EXERCISE INSTRUCTIONS
Count the lines below that contain the word "логистика", and reply with only that number.

RECORDED DATA
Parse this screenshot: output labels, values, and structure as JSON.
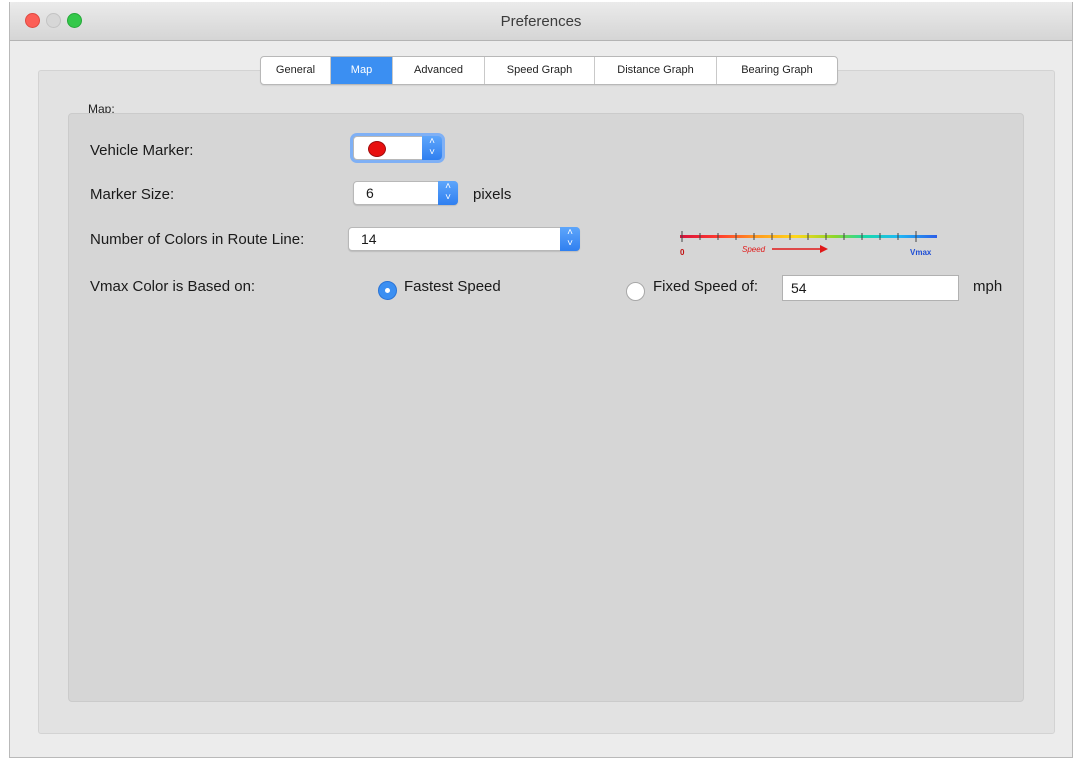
{
  "window": {
    "title": "Preferences"
  },
  "tabs": [
    {
      "label": "General",
      "active": false
    },
    {
      "label": "Map",
      "active": true
    },
    {
      "label": "Advanced",
      "active": false
    },
    {
      "label": "Speed Graph",
      "active": false
    },
    {
      "label": "Distance Graph",
      "active": false
    },
    {
      "label": "Bearing Graph",
      "active": false
    }
  ],
  "map": {
    "group_label": "Map:",
    "vehicle_marker": {
      "label": "Vehicle Marker:",
      "selected": "red-circle",
      "color": "#e8100f"
    },
    "marker_size": {
      "label": "Marker Size:",
      "value": "6",
      "unit": "pixels"
    },
    "route_colors": {
      "label": "Number of Colors in Route Line:",
      "value": "14"
    },
    "scale_legend": {
      "start_label": "0",
      "speed_label": "Speed",
      "end_label": "Vmax"
    },
    "vmax": {
      "label": "Vmax Color is Based on:",
      "option_fastest": "Fastest Speed",
      "option_fixed": "Fixed Speed of:",
      "selected": "fastest",
      "fixed_value": "54",
      "unit": "mph"
    }
  },
  "colors": {
    "accent": "#3b8ff2"
  }
}
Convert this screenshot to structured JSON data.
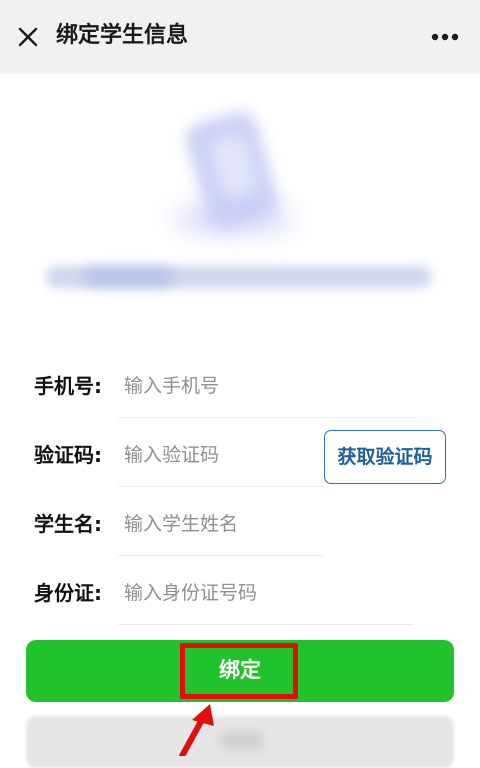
{
  "header": {
    "title": "绑定学生信息",
    "close_icon": "close-icon",
    "more_icon": "more-horizontal-icon"
  },
  "hero": {
    "image": "blurred-phone-illustration"
  },
  "form": {
    "phone": {
      "label": "手机号:",
      "placeholder": "输入手机号",
      "value": ""
    },
    "code": {
      "label": "验证码:",
      "placeholder": "输入验证码",
      "value": "",
      "get_code_label": "获取验证码"
    },
    "student_name": {
      "label": "学生名:",
      "placeholder": "输入学生姓名",
      "value": ""
    },
    "id_card": {
      "label": "身份证:",
      "placeholder": "输入身份证号码",
      "value": ""
    }
  },
  "actions": {
    "bind_label": "绑定"
  },
  "colors": {
    "primary_green": "#21c22c",
    "link_blue": "#2d73b8",
    "highlight_red": "#e10e0e",
    "header_bg": "#f1f1f1"
  }
}
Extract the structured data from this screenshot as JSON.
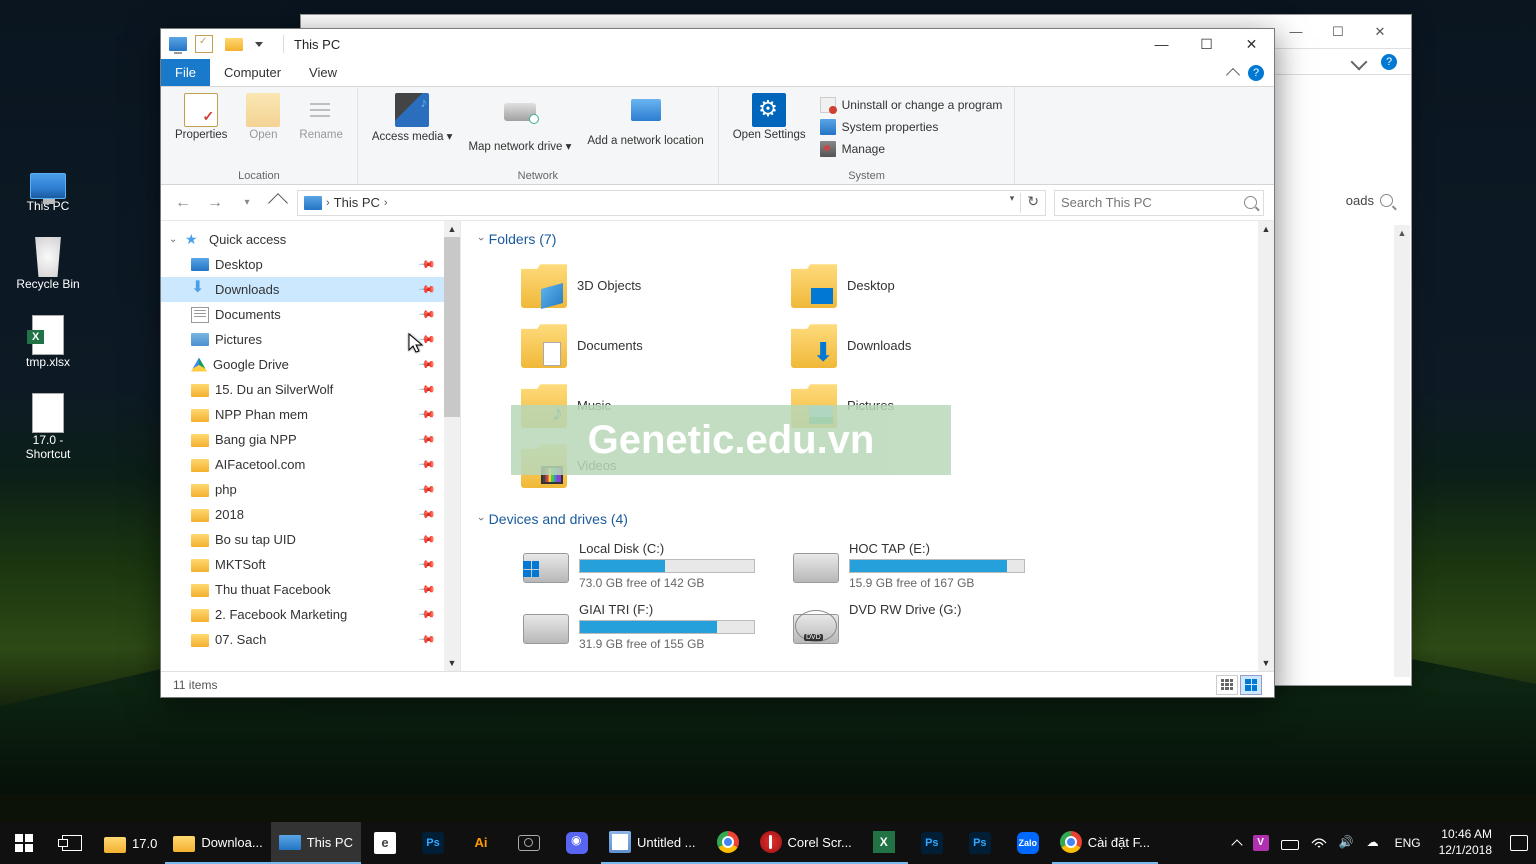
{
  "desktop": {
    "icons": [
      {
        "name": "this-pc",
        "label": "This PC"
      },
      {
        "name": "recycle-bin",
        "label": "Recycle Bin"
      },
      {
        "name": "tmp-xlsx",
        "label": "tmp.xlsx"
      },
      {
        "name": "shortcut-17",
        "label": "17.0 - Shortcut"
      }
    ]
  },
  "background_window": {
    "controls": {
      "minimize": "—",
      "maximize": "☐",
      "close": "✕"
    },
    "address_visible": "oads",
    "help": "?"
  },
  "window": {
    "title": "This PC",
    "tabs": {
      "file": "File",
      "computer": "Computer",
      "view": "View"
    },
    "controls": {
      "minimize": "—",
      "maximize": "☐",
      "close": "✕"
    },
    "help": "?",
    "ribbon": {
      "location": {
        "label": "Location",
        "properties": "Properties",
        "open": "Open",
        "rename": "Rename"
      },
      "network": {
        "label": "Network",
        "access_media": "Access media ▾",
        "map_drive": "Map network drive ▾",
        "add_location": "Add a network location"
      },
      "system": {
        "label": "System",
        "open_settings": "Open Settings",
        "uninstall": "Uninstall or change a program",
        "sys_props": "System properties",
        "manage": "Manage"
      }
    },
    "address": {
      "segment": "This PC"
    },
    "search": {
      "placeholder": "Search This PC"
    },
    "nav_pane": {
      "quick_access": "Quick access",
      "items": [
        {
          "label": "Desktop",
          "ico": "desktop",
          "pin": true
        },
        {
          "label": "Downloads",
          "ico": "downloads",
          "pin": true,
          "sel": true
        },
        {
          "label": "Documents",
          "ico": "documents",
          "pin": true
        },
        {
          "label": "Pictures",
          "ico": "pictures",
          "pin": true
        },
        {
          "label": "Google Drive",
          "ico": "gdrive",
          "pin": true
        },
        {
          "label": "15. Du an SilverWolf",
          "ico": "folder",
          "pin": true
        },
        {
          "label": "NPP Phan mem",
          "ico": "folder",
          "pin": true
        },
        {
          "label": "Bang gia NPP",
          "ico": "folder",
          "pin": true
        },
        {
          "label": "AIFacetool.com",
          "ico": "folder",
          "pin": true
        },
        {
          "label": "php",
          "ico": "folder",
          "pin": true
        },
        {
          "label": "2018",
          "ico": "folder",
          "pin": true
        },
        {
          "label": "Bo su tap UID",
          "ico": "folder",
          "pin": true
        },
        {
          "label": "MKTSoft",
          "ico": "folder",
          "pin": true
        },
        {
          "label": "Thu thuat Facebook",
          "ico": "folder",
          "pin": true
        },
        {
          "label": "2. Facebook Marketing",
          "ico": "folder",
          "pin": true
        },
        {
          "label": "07. Sach",
          "ico": "folder",
          "pin": true
        }
      ]
    },
    "content": {
      "folders_header": "Folders (7)",
      "folders": [
        {
          "label": "3D Objects",
          "ov": "3d"
        },
        {
          "label": "Desktop",
          "ov": "desktop"
        },
        {
          "label": "Documents",
          "ov": "doc"
        },
        {
          "label": "Downloads",
          "ov": "dl"
        },
        {
          "label": "Music",
          "ov": "music"
        },
        {
          "label": "Pictures",
          "ov": "pic"
        },
        {
          "label": "Videos",
          "ov": "vid"
        }
      ],
      "drives_header": "Devices and drives (4)",
      "drives": [
        {
          "label": "Local Disk (C:)",
          "free": "73.0 GB free of 142 GB",
          "fill": 49,
          "ico": "win"
        },
        {
          "label": "HOC TAP (E:)",
          "free": "15.9 GB free of 167 GB",
          "fill": 90,
          "ico": "hdd"
        },
        {
          "label": "GIAI TRI (F:)",
          "free": "31.9 GB free of 155 GB",
          "fill": 79,
          "ico": "hdd"
        },
        {
          "label": "DVD RW Drive (G:)",
          "free": "",
          "fill": 0,
          "ico": "dvd"
        }
      ]
    },
    "status": {
      "items": "11 items"
    }
  },
  "watermark": "Genetic.edu.vn",
  "taskbar": {
    "items": [
      {
        "name": "folder-17",
        "label": "17.0",
        "ico": "folder"
      },
      {
        "name": "downloads",
        "label": "Downloa...",
        "ico": "folder",
        "running": true
      },
      {
        "name": "this-pc",
        "label": "This PC",
        "ico": "pc",
        "active": true
      },
      {
        "name": "edge",
        "label": "",
        "ico": "edge"
      },
      {
        "name": "photoshop",
        "label": "",
        "ico": "ps"
      },
      {
        "name": "illustrator",
        "label": "",
        "ico": "ai"
      },
      {
        "name": "camera",
        "label": "",
        "ico": "cam"
      },
      {
        "name": "discord",
        "label": "",
        "ico": "discord"
      },
      {
        "name": "notepad",
        "label": "Untitled ...",
        "ico": "notepad",
        "running": true
      },
      {
        "name": "chrome",
        "label": "",
        "ico": "chrome",
        "running": true
      },
      {
        "name": "corel",
        "label": "Corel Scr...",
        "ico": "corel",
        "running": true
      },
      {
        "name": "excel",
        "label": "",
        "ico": "excel",
        "running": true
      },
      {
        "name": "app2",
        "label": "",
        "ico": "ps"
      },
      {
        "name": "app3",
        "label": "",
        "ico": "ps"
      },
      {
        "name": "zalo",
        "label": "",
        "ico": "zalo"
      },
      {
        "name": "chrome2",
        "label": "Cài đặt F...",
        "ico": "chrome",
        "running": true
      }
    ],
    "tray": {
      "lang": "ENG",
      "time": "10:46 AM",
      "date": "12/1/2018"
    }
  }
}
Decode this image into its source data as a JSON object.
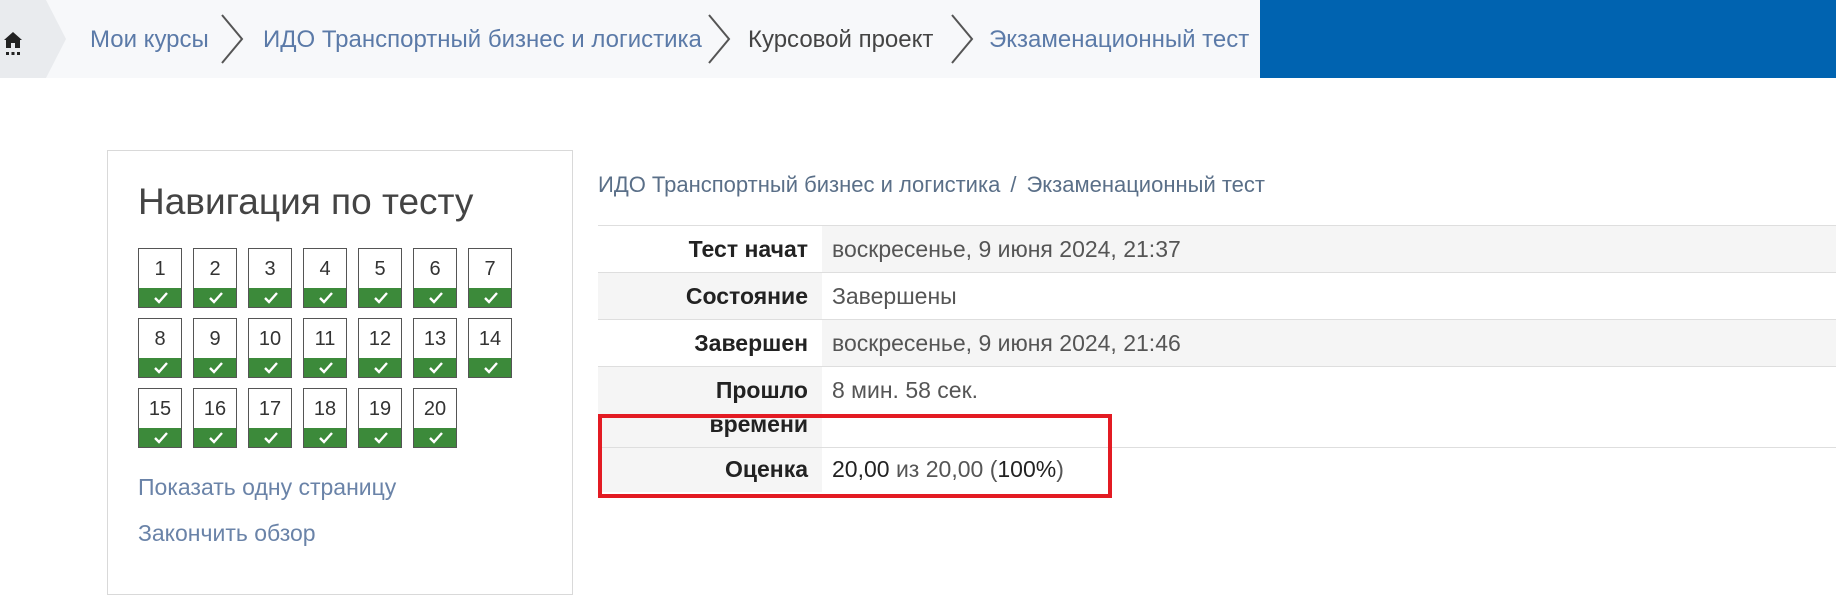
{
  "breadcrumb": {
    "home_icon": "home-icon",
    "items": [
      {
        "label": "Мои курсы"
      },
      {
        "label": "ИДО Транспортный бизнес и логистика"
      },
      {
        "label": "Курсовой проект"
      },
      {
        "label": "Экзаменационный тест"
      }
    ]
  },
  "navigation": {
    "title": "Навигация по тесту",
    "questions": [
      "1",
      "2",
      "3",
      "4",
      "5",
      "6",
      "7",
      "8",
      "9",
      "10",
      "11",
      "12",
      "13",
      "14",
      "15",
      "16",
      "17",
      "18",
      "19",
      "20"
    ],
    "state_icon": "check-icon",
    "state_color": "#3c8a3a",
    "links": {
      "show_one_page": "Показать одну страницу",
      "finish_review": "Закончить обзор"
    }
  },
  "page_breadcrumb": {
    "course": "ИДО Транспортный бизнес и логистика",
    "separator": "/",
    "quiz": "Экзаменационный тест"
  },
  "summary": {
    "started_label": "Тест начат",
    "started_value": "воскресенье, 9 июня 2024, 21:37",
    "state_label": "Состояние",
    "state_value": "Завершены",
    "completed_label": "Завершен",
    "completed_value": "воскресенье, 9 июня 2024, 21:46",
    "time_label_1": "Прошло",
    "time_label_2": "времени",
    "time_value": "8 мин. 58 сек.",
    "grade_label": "Оценка",
    "grade_score": "20,00",
    "grade_of": "из 20,00",
    "grade_open": "(",
    "grade_percent": "100%",
    "grade_close": ")"
  },
  "colors": {
    "accent_blue": "#0063b0",
    "highlight_red": "#e31b23",
    "answered_green": "#3c8a3a"
  }
}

EXERCISE RESULT
2